● **WHAT THE TASK REQUIRES**
Rewrite the data from the line containing "chevron-down-icon: ⌄ [87, 135, 93, 143]" through the line containing "table-cell: 1 [145, 173, 172, 231]", replacing "sidebar-item-label" with "sidebar-label" and leaving everything else unchanged.

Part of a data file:
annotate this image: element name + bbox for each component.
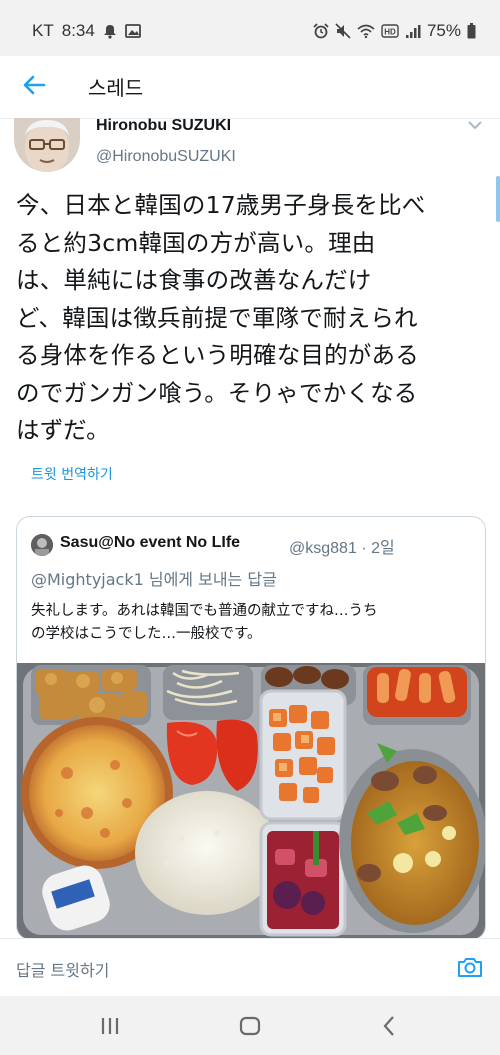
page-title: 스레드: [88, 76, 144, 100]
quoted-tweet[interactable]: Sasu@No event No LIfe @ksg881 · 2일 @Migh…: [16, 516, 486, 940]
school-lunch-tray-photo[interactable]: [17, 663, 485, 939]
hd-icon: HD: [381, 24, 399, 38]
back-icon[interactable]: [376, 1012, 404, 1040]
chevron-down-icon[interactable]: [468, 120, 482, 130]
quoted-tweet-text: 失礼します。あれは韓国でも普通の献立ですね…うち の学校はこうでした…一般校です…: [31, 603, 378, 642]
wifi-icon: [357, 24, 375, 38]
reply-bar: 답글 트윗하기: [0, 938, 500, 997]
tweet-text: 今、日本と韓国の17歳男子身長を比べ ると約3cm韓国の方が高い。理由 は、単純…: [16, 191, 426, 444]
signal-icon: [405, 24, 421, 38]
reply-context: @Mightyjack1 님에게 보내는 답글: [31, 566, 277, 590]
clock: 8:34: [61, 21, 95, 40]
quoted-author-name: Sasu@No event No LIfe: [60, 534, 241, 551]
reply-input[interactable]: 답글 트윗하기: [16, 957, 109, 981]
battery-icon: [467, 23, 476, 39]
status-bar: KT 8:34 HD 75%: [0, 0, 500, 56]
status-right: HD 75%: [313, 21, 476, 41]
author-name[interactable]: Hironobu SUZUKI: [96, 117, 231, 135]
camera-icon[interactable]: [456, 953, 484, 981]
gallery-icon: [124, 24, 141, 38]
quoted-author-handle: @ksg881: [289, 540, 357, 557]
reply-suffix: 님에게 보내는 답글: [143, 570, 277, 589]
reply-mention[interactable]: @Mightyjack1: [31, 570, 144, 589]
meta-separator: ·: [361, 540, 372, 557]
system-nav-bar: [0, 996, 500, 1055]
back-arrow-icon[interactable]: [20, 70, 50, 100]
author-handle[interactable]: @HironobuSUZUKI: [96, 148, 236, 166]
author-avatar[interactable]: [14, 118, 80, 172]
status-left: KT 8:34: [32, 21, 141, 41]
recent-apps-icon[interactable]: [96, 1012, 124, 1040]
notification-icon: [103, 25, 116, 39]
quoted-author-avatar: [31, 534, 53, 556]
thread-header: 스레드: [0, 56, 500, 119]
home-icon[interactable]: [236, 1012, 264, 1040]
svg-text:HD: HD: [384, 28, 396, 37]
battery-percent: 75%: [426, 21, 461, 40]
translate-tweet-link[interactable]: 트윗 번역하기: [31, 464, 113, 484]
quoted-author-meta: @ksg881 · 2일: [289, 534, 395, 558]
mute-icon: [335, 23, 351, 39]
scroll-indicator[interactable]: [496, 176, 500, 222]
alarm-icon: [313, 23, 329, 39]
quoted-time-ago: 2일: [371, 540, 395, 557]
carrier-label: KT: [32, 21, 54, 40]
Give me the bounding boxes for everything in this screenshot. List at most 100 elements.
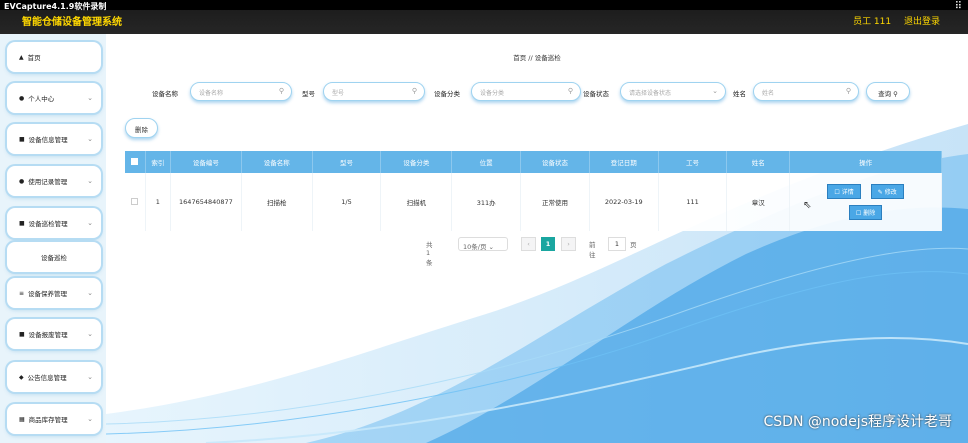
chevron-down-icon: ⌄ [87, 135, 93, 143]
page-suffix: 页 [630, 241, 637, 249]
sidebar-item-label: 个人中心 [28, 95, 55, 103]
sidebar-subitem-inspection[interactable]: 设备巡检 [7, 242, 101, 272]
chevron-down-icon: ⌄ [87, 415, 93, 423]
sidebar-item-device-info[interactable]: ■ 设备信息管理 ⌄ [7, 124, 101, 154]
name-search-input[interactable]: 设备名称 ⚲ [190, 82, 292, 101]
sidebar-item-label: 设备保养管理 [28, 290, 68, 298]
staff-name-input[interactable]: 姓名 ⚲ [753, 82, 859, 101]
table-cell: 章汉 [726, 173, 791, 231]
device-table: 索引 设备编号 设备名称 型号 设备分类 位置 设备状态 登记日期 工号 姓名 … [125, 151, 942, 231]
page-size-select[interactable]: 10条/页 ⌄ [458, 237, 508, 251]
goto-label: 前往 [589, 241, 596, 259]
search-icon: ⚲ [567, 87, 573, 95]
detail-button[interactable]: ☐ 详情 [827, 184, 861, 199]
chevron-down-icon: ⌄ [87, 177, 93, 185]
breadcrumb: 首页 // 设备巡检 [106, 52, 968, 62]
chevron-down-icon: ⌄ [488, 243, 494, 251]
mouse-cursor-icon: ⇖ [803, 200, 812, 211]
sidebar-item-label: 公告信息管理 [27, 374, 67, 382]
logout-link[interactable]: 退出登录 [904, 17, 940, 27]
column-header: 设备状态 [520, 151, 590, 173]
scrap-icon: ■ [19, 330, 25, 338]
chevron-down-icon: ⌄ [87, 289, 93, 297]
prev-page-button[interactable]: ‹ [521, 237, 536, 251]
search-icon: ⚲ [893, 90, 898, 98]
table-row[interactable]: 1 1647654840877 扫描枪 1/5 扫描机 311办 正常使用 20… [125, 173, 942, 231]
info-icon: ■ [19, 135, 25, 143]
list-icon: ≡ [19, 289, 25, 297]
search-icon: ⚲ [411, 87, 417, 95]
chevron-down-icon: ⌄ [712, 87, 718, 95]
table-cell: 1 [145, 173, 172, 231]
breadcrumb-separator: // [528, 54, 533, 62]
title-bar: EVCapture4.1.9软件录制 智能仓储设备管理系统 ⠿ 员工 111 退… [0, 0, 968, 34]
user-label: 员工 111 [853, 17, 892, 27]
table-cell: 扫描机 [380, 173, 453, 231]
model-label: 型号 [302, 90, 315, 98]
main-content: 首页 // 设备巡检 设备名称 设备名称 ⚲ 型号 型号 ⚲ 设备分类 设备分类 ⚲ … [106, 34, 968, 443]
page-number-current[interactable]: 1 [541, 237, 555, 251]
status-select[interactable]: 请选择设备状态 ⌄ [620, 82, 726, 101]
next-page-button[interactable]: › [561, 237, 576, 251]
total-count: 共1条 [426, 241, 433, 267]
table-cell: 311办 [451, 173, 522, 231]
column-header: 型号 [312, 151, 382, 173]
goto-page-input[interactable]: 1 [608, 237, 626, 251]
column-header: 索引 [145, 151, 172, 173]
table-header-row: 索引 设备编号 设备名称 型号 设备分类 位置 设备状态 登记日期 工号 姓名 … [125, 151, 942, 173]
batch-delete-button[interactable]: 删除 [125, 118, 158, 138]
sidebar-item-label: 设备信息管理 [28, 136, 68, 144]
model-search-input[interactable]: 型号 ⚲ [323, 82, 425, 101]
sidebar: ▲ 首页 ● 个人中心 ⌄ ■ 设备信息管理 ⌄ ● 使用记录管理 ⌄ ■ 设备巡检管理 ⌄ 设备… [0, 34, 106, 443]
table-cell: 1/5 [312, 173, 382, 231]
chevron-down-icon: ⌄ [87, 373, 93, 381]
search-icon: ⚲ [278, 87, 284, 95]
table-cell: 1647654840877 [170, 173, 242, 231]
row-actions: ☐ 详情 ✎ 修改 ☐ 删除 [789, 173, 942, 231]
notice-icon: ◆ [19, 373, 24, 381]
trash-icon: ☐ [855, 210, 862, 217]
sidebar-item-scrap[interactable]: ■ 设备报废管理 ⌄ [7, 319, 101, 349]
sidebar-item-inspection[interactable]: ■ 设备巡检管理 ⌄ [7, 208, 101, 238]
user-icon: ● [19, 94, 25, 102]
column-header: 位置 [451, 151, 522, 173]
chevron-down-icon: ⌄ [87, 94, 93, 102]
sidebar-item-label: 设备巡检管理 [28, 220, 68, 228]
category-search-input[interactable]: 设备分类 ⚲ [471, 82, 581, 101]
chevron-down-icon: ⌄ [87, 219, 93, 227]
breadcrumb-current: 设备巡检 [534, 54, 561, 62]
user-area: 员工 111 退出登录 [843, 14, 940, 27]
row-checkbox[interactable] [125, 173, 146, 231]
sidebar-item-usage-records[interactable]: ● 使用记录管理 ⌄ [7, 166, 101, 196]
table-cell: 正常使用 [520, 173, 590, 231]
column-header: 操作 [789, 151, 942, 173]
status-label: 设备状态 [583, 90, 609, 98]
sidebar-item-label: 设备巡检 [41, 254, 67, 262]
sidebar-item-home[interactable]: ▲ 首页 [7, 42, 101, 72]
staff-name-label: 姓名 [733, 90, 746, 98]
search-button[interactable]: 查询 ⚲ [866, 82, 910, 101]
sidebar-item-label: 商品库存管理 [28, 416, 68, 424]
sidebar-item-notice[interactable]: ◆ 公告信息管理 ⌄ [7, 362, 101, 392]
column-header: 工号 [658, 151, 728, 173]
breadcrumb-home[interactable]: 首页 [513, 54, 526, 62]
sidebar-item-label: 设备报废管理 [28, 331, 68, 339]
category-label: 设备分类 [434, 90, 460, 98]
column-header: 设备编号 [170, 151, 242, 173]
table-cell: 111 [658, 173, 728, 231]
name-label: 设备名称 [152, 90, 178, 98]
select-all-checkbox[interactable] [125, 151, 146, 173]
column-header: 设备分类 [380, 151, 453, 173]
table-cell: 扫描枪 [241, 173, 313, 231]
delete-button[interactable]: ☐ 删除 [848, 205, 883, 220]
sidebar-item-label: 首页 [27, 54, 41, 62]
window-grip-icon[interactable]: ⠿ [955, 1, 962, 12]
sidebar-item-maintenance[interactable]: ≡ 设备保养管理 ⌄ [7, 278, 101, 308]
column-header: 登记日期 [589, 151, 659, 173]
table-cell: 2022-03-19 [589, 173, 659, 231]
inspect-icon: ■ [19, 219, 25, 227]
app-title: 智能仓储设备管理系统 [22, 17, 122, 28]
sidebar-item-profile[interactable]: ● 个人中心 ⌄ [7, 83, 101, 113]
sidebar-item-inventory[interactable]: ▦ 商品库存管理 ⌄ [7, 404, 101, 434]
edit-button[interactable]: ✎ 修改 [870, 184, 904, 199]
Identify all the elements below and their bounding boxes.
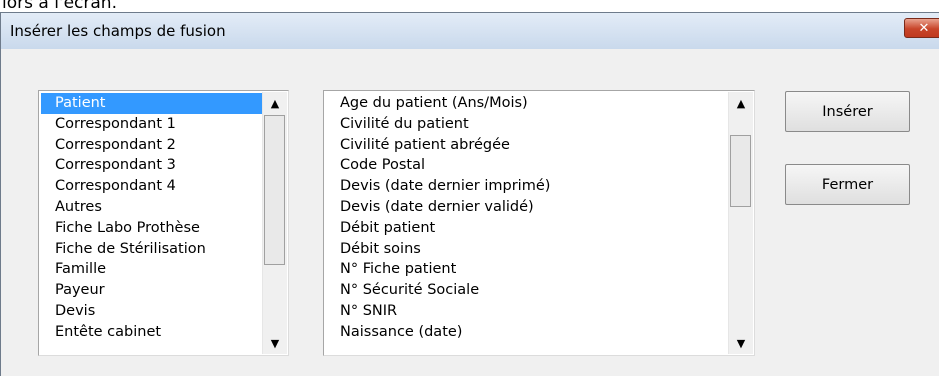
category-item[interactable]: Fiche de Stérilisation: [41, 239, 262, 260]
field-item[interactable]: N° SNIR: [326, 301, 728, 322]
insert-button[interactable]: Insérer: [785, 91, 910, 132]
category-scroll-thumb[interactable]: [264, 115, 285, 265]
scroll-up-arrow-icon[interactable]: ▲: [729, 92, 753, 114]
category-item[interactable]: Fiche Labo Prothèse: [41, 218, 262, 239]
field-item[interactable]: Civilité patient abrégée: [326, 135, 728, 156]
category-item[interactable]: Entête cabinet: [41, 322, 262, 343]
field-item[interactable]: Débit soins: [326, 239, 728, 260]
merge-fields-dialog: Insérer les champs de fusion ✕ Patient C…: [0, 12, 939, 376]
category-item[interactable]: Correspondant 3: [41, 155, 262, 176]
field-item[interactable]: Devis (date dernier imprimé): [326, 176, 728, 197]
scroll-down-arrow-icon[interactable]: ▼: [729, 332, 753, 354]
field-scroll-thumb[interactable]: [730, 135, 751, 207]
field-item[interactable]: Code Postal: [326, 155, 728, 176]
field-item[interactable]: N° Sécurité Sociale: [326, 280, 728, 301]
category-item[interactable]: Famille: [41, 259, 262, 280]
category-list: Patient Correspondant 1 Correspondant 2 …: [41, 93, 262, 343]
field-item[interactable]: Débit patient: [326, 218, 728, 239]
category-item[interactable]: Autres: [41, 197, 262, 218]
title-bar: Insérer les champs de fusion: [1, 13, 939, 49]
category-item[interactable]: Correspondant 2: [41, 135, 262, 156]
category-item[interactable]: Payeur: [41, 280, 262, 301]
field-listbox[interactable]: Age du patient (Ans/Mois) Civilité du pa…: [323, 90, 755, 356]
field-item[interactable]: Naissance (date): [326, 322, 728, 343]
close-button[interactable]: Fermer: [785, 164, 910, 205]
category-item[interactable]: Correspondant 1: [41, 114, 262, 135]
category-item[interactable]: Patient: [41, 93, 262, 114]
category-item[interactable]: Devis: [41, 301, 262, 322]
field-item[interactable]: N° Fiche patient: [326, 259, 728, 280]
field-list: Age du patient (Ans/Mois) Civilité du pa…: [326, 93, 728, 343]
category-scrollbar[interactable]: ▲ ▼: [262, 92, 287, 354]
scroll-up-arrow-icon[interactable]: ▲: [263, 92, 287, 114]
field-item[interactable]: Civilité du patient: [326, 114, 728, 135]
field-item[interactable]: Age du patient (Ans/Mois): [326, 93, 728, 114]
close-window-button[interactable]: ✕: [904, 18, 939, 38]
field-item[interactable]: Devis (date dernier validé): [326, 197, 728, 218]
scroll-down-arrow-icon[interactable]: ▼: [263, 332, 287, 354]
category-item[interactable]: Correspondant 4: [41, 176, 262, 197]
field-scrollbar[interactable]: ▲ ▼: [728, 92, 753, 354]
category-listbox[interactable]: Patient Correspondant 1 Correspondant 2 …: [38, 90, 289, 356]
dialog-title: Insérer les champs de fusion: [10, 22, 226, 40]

● **RESPONSE**
chevron-down-icon: ⌄ [87, 135, 93, 143]
page-suffix: 页 [630, 241, 637, 249]
sidebar-label: 个人中心 [28, 95, 55, 103]
sidebar-subitem-inspection[interactable]: 设备巡检 [7, 242, 101, 272]
chevron-down-icon: ⌄ [87, 415, 93, 423]
sidebar-item-device-info[interactable]: ■ 设备信息管理 ⌄ [7, 124, 101, 154]
name-search-input[interactable]: 设备名称 ⚲ [190, 82, 292, 101]
sidebar-label: 设备保养管理 [28, 290, 68, 298]
staff-name-input[interactable]: 姓名 ⚲ [753, 82, 859, 101]
table-cell: 章汉 [726, 173, 791, 231]
device-table: 索引 设备编号 设备名称 型号 设备分类 位置 设备状态 登记日期 工号 姓名 … [125, 151, 942, 231]
page-size-select[interactable]: 10条/页 ⌄ [458, 237, 508, 251]
goto-label: 前往 [589, 241, 596, 259]
search-icon: ⚲ [567, 87, 573, 95]
detail-button[interactable]: ☐ 详情 [827, 184, 861, 199]
chevron-down-icon: ⌄ [87, 177, 93, 185]
breadcrumb: 首页 // 设备巡检 [106, 52, 968, 62]
chevron-down-icon: ⌄ [488, 243, 494, 251]
mouse-cursor-icon: ⇖ [803, 200, 812, 211]
sidebar-label: 公告信息管理 [27, 374, 67, 382]
logout-link[interactable]: 退出登录 [904, 17, 940, 27]
column-header: 设备状态 [520, 151, 590, 173]
scrap-icon: ■ [19, 330, 25, 338]
chevron-down-icon: ⌄ [87, 289, 93, 297]
prev-page-button[interactable]: ‹ [521, 237, 536, 251]
search-icon: ⚲ [893, 90, 898, 98]
table-row[interactable]: 1 1647654840877 扫描枪 1/5 扫描机 311办 正常使用 20… [125, 173, 942, 231]
info-icon: ■ [19, 135, 25, 143]
list-icon: ≡ [19, 289, 25, 297]
search-icon: ⚲ [411, 87, 417, 95]
chevron-down-icon: ⌄ [712, 87, 718, 95]
table-cell: 1 [145, 173, 172, 231]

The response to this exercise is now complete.